» **WRITTEN TASK**:
How many lines in the records below contain the word "content"? Answer with the number alone.

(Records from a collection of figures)
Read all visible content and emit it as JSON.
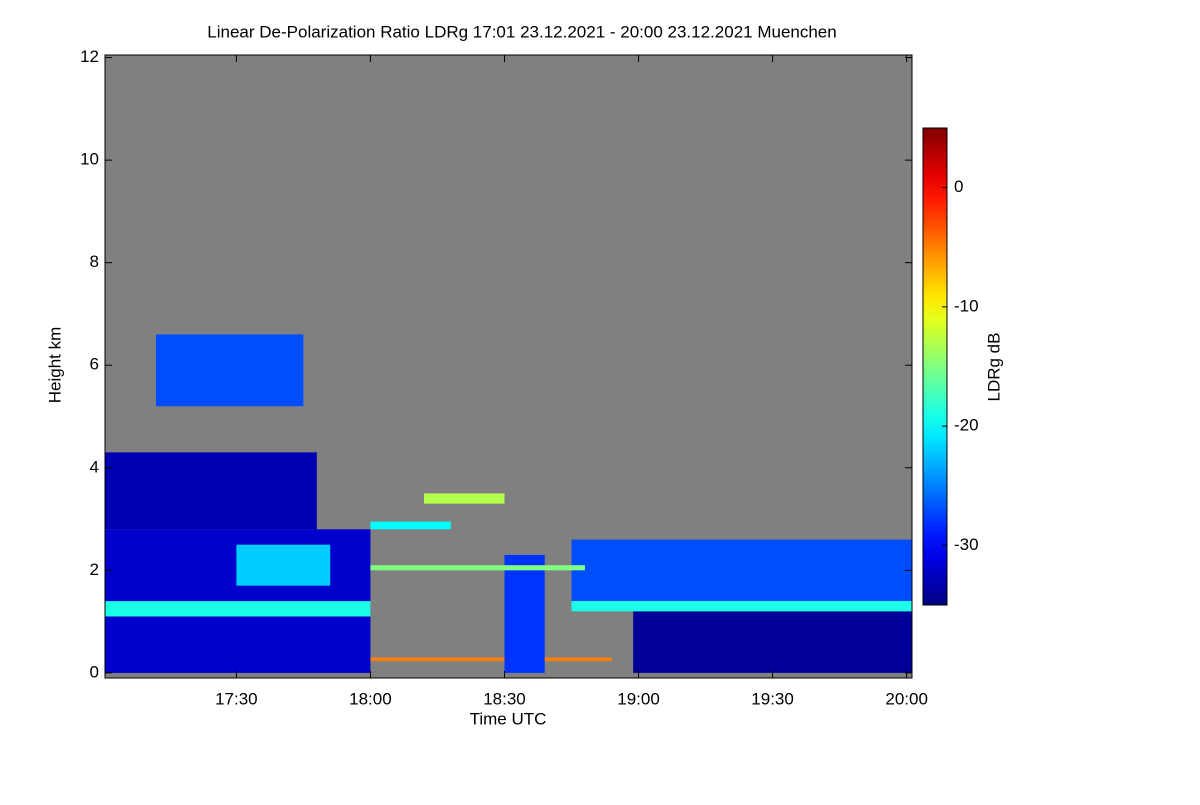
{
  "chart_data": {
    "type": "heatmap",
    "title": "Linear De-Polarization Ratio LDRg   17:01 23.12.2021 - 20:00 23.12.2021 Muenchen",
    "x_label": "Time UTC",
    "y_label": "Height km",
    "colorbar_label": "LDRg dB",
    "colormap": "jet",
    "background": "#808080",
    "xlim": [
      17.01,
      20.02
    ],
    "xticks": [
      {
        "value": 17.5,
        "label": "17:30"
      },
      {
        "value": 18,
        "label": "18:00"
      },
      {
        "value": 18.5,
        "label": "18:30"
      },
      {
        "value": 19,
        "label": "19:00"
      },
      {
        "value": 19.5,
        "label": "19:30"
      },
      {
        "value": 20,
        "label": "20:00"
      }
    ],
    "ylim": [
      -0.1,
      12.05
    ],
    "yticks": [
      0,
      2,
      4,
      6,
      8,
      10,
      12
    ],
    "clim": [
      -35,
      5
    ],
    "cticks": [
      0,
      -10,
      -20,
      -30
    ],
    "regions": [
      {
        "t": [
          17.01,
          18.0
        ],
        "h": [
          0,
          2.8
        ],
        "value": -32
      },
      {
        "t": [
          17.01,
          17.8
        ],
        "h": [
          2.8,
          4.3
        ],
        "value": -33
      },
      {
        "t": [
          17.5,
          17.85
        ],
        "h": [
          1.7,
          2.5
        ],
        "value": -22
      },
      {
        "t": [
          17.01,
          18.0
        ],
        "h": [
          1.1,
          1.4
        ],
        "value": -19
      },
      {
        "t": [
          17.2,
          17.75
        ],
        "h": [
          5.2,
          6.6
        ],
        "value": -27
      },
      {
        "t": [
          18.0,
          18.9
        ],
        "h": [
          0.23,
          0.3
        ],
        "value": -5
      },
      {
        "t": [
          18.5,
          18.65
        ],
        "h": [
          0,
          2.3
        ],
        "value": -28
      },
      {
        "t": [
          18.75,
          20.02
        ],
        "h": [
          1.4,
          2.6
        ],
        "value": -27
      },
      {
        "t": [
          18.98,
          20.02
        ],
        "h": [
          0,
          1.2
        ],
        "value": -34
      },
      {
        "t": [
          18.75,
          20.02
        ],
        "h": [
          1.2,
          1.4
        ],
        "value": -19
      },
      {
        "t": [
          18.0,
          18.8
        ],
        "h": [
          2.0,
          2.1
        ],
        "value": -15
      },
      {
        "t": [
          18.2,
          18.5
        ],
        "h": [
          3.3,
          3.5
        ],
        "value": -13
      },
      {
        "t": [
          18.0,
          18.3
        ],
        "h": [
          2.8,
          2.95
        ],
        "value": -20
      }
    ]
  }
}
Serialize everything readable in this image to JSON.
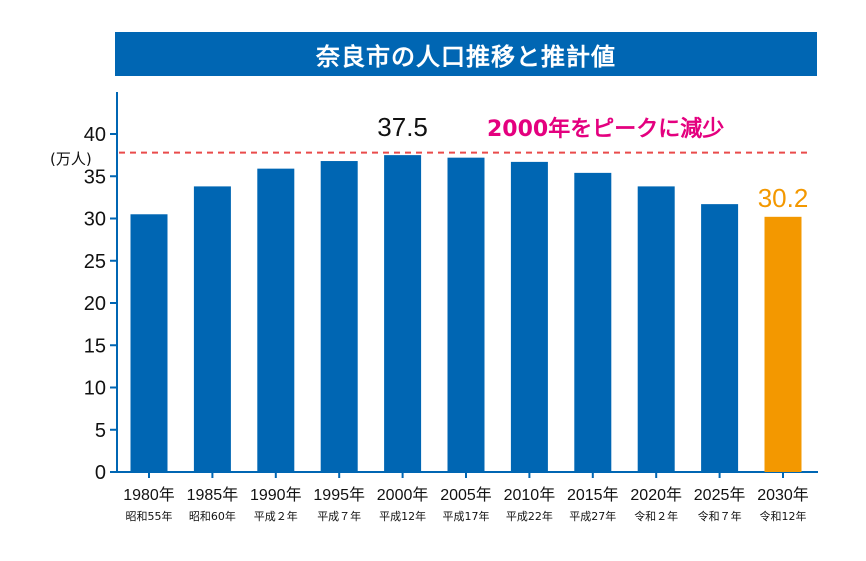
{
  "chart_data": {
    "type": "bar",
    "title": "奈良市の人口推移と推計値",
    "ylabel": "(万人)",
    "ylim": [
      0,
      40
    ],
    "yticks": [
      0,
      5,
      10,
      15,
      20,
      25,
      30,
      35,
      40
    ],
    "categories": [
      "1980年",
      "1985年",
      "1990年",
      "1995年",
      "2000年",
      "2005年",
      "2010年",
      "2015年",
      "2020年",
      "2025年",
      "2030年"
    ],
    "era_labels": [
      "昭和55年",
      "昭和60年",
      "平成２年",
      "平成７年",
      "平成12年",
      "平成17年",
      "平成22年",
      "平成27年",
      "令和２年",
      "令和７年",
      "令和12年"
    ],
    "values": [
      30.5,
      33.8,
      35.9,
      36.8,
      37.5,
      37.2,
      36.7,
      35.4,
      33.8,
      31.7,
      30.2
    ],
    "data_labels": [
      {
        "index": 4,
        "text": "37.5"
      },
      {
        "index": 10,
        "text": "30.2"
      }
    ],
    "reference_line": {
      "value": 37.8,
      "label": "2000年をピークに減少"
    },
    "colors": {
      "bar": "#0066b3",
      "highlight_bar": "#f39800",
      "reference_line": "#e94b4b",
      "annotation": "#e4007f",
      "title_bg": "#0066b3"
    },
    "highlight_index": 10,
    "grid": false
  }
}
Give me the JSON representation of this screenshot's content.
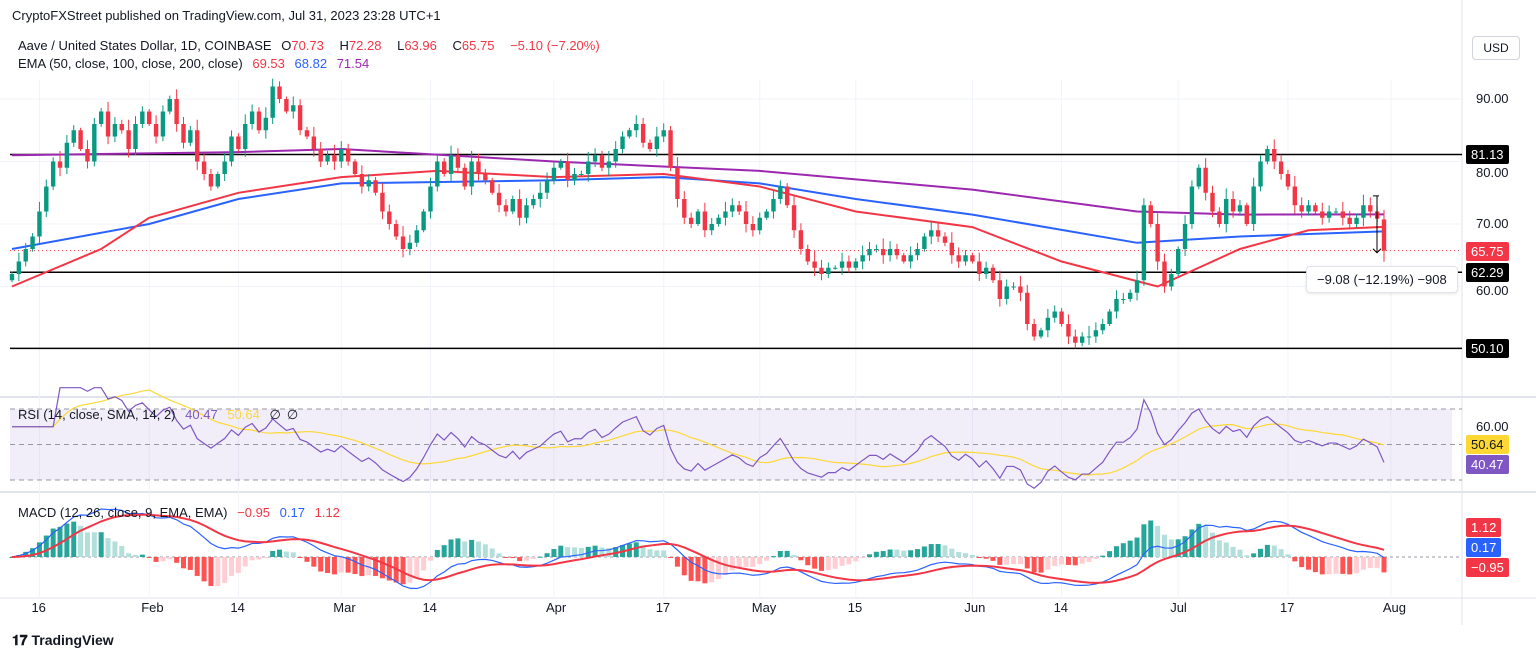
{
  "header": {
    "published": "CryptoFXStreet published on TradingView.com, Jul 31, 2023 23:28 UTC+1",
    "symbol": "Aave / United States Dollar, 1D, COINBASE",
    "o_label": "O",
    "o": "70.73",
    "h_label": "H",
    "h": "72.28",
    "l_label": "L",
    "l": "63.96",
    "c_label": "C",
    "c": "65.75",
    "change": "−5.10 (−7.20%)",
    "ema_label": "EMA (50, close, 100, close, 200, close)",
    "ema50": "69.53",
    "ema100": "68.82",
    "ema200": "71.54",
    "currency_button": "USD"
  },
  "rsi_legend": {
    "label": "RSI (14, close, SMA, 14, 2)",
    "rsi": "40.47",
    "sma": "50.64",
    "extra1": "∅",
    "extra2": "∅"
  },
  "macd_legend": {
    "label": "MACD (12, 26, close, 9, EMA, EMA)",
    "hist": "−0.95",
    "macd": "0.17",
    "signal": "1.12"
  },
  "measure_label": "−9.08 (−12.19%) −908",
  "footer": {
    "logo_text": "TradingView"
  },
  "colors": {
    "up": "#089981",
    "down": "#f23645",
    "ema50": "#f23645",
    "ema100": "#2962ff",
    "ema200": "#9c27b0",
    "rsi": "#7e57c2",
    "rsi_sma": "#fdd835",
    "macd": "#2962ff",
    "signal": "#f23645"
  },
  "chart_data": {
    "type": "candlestick",
    "start_date": "2023-01-12",
    "interval": "1D",
    "ohlc_last": {
      "open": 70.73,
      "high": 72.28,
      "low": 63.96,
      "close": 65.75
    },
    "closes": [
      62,
      64,
      66,
      68,
      72,
      76,
      80,
      79,
      83,
      85,
      82,
      80,
      86,
      88,
      84,
      86,
      85,
      82,
      86,
      88,
      86,
      84,
      88,
      90,
      86,
      83,
      85,
      80,
      78,
      76,
      78,
      80,
      84,
      82,
      86,
      88,
      85,
      87,
      92,
      90,
      88,
      89,
      85,
      84,
      82,
      80,
      81,
      80,
      82,
      80,
      78,
      76,
      77,
      75,
      72,
      70,
      68,
      66,
      67,
      69,
      72,
      76,
      80,
      78,
      81,
      79,
      76,
      80,
      78,
      77,
      75,
      73,
      72,
      74,
      71,
      73,
      74,
      75,
      77,
      79,
      80,
      77,
      78,
      78,
      80,
      81,
      79,
      80,
      82,
      84,
      85,
      86,
      83,
      82,
      84,
      85,
      79,
      74,
      71,
      70,
      72,
      69,
      70,
      71,
      72,
      73,
      72,
      70,
      69,
      71,
      72,
      74,
      76,
      73,
      69,
      66,
      64,
      63,
      62,
      63,
      63,
      64,
      63,
      64,
      65,
      66,
      66,
      65,
      66,
      65,
      64,
      65,
      66,
      68,
      69,
      68,
      67,
      65,
      64,
      65,
      64,
      62,
      63,
      61,
      58,
      60,
      60,
      59,
      54,
      52,
      53,
      55,
      56,
      54,
      52,
      51,
      52,
      52,
      53,
      54,
      56,
      58,
      58,
      59,
      61,
      73,
      70,
      64,
      60,
      62,
      66,
      70,
      76,
      79,
      75,
      72,
      70,
      74,
      72,
      73,
      70,
      76,
      80,
      82,
      80,
      78,
      76,
      73,
      72,
      73,
      72,
      71,
      72,
      72,
      71,
      70,
      71,
      73,
      72,
      70.85,
      65.75
    ],
    "ema_series": [
      {
        "name": "EMA 50",
        "points": [
          [
            "2023-01-12",
            60
          ],
          [
            "2023-01-25",
            66
          ],
          [
            "2023-02-01",
            71
          ],
          [
            "2023-02-14",
            75
          ],
          [
            "2023-03-01",
            77.5
          ],
          [
            "2023-03-15",
            78.5
          ],
          [
            "2023-04-01",
            77.5
          ],
          [
            "2023-04-17",
            78
          ],
          [
            "2023-05-01",
            76
          ],
          [
            "2023-05-15",
            72
          ],
          [
            "2023-06-01",
            69.5
          ],
          [
            "2023-06-14",
            64
          ],
          [
            "2023-06-28",
            60
          ],
          [
            "2023-07-10",
            66
          ],
          [
            "2023-07-20",
            69
          ],
          [
            "2023-07-31",
            69.53
          ]
        ]
      },
      {
        "name": "EMA 100",
        "points": [
          [
            "2023-01-12",
            66
          ],
          [
            "2023-02-01",
            70
          ],
          [
            "2023-02-14",
            74
          ],
          [
            "2023-03-01",
            76.5
          ],
          [
            "2023-04-01",
            77
          ],
          [
            "2023-04-17",
            77.5
          ],
          [
            "2023-05-01",
            76.5
          ],
          [
            "2023-05-15",
            74
          ],
          [
            "2023-06-01",
            71.5
          ],
          [
            "2023-06-25",
            67
          ],
          [
            "2023-07-10",
            68
          ],
          [
            "2023-07-31",
            68.82
          ]
        ]
      },
      {
        "name": "EMA 200",
        "points": [
          [
            "2023-01-12",
            81
          ],
          [
            "2023-02-14",
            81.5
          ],
          [
            "2023-03-01",
            82
          ],
          [
            "2023-04-01",
            80
          ],
          [
            "2023-05-01",
            78.5
          ],
          [
            "2023-06-01",
            75.5
          ],
          [
            "2023-06-25",
            72
          ],
          [
            "2023-07-10",
            71.5
          ],
          [
            "2023-07-31",
            71.54
          ]
        ]
      }
    ],
    "horizontal_levels": [
      "81.13",
      "62.29",
      "50.10"
    ],
    "last_price": "65.75",
    "price_ticks": [
      "90.00",
      "80.00",
      "70.00",
      "60.00"
    ],
    "ylim": [
      45,
      96
    ],
    "rsi": {
      "ticks": [
        "60.00"
      ],
      "bands": [
        30,
        70
      ],
      "mid": 50,
      "last": "40.47",
      "last_sma": "50.64"
    },
    "macd": {
      "last_hist": "−0.95",
      "last_macd": "0.17",
      "last_signal": "1.12"
    },
    "x_ticks": [
      {
        "label": "16",
        "date": "2023-01-16"
      },
      {
        "label": "Feb",
        "date": "2023-02-01"
      },
      {
        "label": "14",
        "date": "2023-02-14"
      },
      {
        "label": "Mar",
        "date": "2023-03-01"
      },
      {
        "label": "14",
        "date": "2023-03-14"
      },
      {
        "label": "Apr",
        "date": "2023-04-01"
      },
      {
        "label": "17",
        "date": "2023-04-17"
      },
      {
        "label": "May",
        "date": "2023-05-01"
      },
      {
        "label": "15",
        "date": "2023-05-15"
      },
      {
        "label": "Jun",
        "date": "2023-06-01"
      },
      {
        "label": "14",
        "date": "2023-06-14"
      },
      {
        "label": "Jul",
        "date": "2023-07-01"
      },
      {
        "label": "17",
        "date": "2023-07-17"
      },
      {
        "label": "Aug",
        "date": "2023-08-01"
      }
    ]
  }
}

» **FINAL ANSWER**:
2